* YOUR INSTRUCTIONS
Look for "upper" in the listing below. Gather each line that contains it.

* MATERIAL SHOWN
____
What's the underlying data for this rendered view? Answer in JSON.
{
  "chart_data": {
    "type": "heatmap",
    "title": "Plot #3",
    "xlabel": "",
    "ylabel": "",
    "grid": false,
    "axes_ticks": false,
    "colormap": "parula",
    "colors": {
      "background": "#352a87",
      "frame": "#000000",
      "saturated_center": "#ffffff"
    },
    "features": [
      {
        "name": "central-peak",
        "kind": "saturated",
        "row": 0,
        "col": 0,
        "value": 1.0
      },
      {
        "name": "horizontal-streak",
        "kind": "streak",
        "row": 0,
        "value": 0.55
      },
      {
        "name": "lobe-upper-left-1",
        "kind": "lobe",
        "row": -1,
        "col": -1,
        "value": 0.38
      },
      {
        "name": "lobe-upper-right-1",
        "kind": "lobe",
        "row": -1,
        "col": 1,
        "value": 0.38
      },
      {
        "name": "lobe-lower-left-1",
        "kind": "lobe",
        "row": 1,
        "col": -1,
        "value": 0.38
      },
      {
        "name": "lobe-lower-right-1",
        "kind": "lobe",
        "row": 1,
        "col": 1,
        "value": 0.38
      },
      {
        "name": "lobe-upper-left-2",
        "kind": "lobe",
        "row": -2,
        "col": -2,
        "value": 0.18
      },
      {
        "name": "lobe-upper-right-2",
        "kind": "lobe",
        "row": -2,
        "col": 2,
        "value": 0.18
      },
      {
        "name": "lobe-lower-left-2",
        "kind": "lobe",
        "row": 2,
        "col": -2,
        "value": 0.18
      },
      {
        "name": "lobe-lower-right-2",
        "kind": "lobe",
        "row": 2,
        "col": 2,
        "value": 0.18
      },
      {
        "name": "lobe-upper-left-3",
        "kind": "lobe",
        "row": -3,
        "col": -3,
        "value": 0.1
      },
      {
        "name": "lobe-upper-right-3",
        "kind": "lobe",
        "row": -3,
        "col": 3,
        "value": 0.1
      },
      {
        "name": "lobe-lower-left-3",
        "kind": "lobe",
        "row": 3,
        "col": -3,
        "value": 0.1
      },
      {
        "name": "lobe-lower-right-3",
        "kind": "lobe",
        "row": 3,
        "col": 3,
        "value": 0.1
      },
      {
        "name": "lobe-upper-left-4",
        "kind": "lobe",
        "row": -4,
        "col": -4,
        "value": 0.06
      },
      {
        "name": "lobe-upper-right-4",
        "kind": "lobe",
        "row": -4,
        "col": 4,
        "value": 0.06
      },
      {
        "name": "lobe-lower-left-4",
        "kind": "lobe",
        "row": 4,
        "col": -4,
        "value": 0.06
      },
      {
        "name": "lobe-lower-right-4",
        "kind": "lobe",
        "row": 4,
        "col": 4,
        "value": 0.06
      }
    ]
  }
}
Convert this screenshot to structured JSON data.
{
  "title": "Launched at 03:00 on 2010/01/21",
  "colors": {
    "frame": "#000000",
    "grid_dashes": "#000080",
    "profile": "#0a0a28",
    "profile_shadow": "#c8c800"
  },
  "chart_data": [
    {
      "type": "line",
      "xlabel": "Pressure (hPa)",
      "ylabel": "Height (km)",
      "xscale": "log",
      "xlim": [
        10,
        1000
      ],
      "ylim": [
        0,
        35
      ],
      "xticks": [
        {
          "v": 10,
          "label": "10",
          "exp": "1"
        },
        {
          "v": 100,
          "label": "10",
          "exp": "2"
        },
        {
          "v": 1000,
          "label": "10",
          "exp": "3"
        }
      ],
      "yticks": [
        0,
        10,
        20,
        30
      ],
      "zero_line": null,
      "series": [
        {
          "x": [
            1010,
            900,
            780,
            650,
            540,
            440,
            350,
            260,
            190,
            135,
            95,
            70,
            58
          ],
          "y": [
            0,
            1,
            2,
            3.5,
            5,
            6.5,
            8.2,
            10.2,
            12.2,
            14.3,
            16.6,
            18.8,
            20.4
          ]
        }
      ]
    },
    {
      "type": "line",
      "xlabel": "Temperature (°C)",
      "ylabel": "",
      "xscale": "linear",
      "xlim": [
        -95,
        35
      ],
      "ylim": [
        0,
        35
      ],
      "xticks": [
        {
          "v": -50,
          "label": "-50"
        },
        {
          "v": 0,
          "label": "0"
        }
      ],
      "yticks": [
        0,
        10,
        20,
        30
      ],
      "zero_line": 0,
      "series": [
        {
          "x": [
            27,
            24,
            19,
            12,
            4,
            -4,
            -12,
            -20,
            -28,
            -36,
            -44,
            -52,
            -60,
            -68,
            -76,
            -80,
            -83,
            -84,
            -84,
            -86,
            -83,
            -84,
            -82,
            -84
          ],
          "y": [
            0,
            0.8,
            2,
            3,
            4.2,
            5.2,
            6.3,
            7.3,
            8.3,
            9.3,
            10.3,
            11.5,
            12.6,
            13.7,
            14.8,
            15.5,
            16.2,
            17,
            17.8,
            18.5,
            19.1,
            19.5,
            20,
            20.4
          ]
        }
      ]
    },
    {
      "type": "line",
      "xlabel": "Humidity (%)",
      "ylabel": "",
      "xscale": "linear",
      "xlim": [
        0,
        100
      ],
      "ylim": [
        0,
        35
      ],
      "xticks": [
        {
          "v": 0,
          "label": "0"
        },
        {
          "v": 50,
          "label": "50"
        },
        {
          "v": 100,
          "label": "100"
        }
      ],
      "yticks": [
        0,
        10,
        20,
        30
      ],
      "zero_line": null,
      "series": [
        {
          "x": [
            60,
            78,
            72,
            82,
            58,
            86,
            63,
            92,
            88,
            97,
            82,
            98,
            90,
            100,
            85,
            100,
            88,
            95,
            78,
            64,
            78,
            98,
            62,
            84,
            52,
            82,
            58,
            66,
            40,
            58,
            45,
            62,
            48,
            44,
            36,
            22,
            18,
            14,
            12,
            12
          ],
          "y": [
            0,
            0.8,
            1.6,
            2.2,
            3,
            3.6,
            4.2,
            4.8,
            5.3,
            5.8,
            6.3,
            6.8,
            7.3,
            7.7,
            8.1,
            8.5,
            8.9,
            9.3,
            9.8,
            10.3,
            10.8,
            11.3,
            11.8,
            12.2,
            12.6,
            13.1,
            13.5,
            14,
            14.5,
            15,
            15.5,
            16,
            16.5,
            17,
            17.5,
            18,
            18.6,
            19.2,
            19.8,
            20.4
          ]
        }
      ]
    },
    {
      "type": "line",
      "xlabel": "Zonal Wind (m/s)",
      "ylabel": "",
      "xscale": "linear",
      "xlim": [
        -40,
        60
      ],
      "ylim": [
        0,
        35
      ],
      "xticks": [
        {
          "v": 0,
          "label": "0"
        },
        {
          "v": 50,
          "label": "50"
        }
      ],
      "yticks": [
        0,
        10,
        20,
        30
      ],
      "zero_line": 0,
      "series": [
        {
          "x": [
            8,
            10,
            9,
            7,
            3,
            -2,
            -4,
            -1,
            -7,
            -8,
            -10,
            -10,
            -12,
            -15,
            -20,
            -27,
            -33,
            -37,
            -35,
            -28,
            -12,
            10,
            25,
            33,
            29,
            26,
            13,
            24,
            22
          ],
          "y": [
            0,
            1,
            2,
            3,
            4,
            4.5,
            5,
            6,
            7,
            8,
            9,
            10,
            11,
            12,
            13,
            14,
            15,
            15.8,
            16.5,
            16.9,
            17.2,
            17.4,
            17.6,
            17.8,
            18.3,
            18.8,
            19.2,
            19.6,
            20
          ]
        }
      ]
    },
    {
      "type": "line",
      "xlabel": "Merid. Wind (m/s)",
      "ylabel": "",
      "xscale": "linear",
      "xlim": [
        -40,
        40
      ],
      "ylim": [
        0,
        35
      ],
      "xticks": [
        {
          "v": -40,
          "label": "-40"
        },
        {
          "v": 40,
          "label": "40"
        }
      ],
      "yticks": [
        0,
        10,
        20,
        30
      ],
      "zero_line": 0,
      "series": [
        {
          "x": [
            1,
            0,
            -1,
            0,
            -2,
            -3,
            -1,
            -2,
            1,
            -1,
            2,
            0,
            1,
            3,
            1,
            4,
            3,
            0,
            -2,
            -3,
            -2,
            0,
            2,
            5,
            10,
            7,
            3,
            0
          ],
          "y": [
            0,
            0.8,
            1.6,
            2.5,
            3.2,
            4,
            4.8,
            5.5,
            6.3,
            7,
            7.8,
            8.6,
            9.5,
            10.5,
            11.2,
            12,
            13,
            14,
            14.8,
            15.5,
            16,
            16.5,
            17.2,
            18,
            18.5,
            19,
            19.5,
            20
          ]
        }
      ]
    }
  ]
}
____
* WRITTEN ANSWER
        "name": "lobe-upper-left-1",
        "name": "lobe-upper-right-1",
        "name": "lobe-upper-left-2",
        "name": "lobe-upper-right-2",
        "name": "lobe-upper-left-3",
        "name": "lobe-upper-right-3",
        "name": "lobe-upper-left-4",
        "name": "lobe-upper-right-4",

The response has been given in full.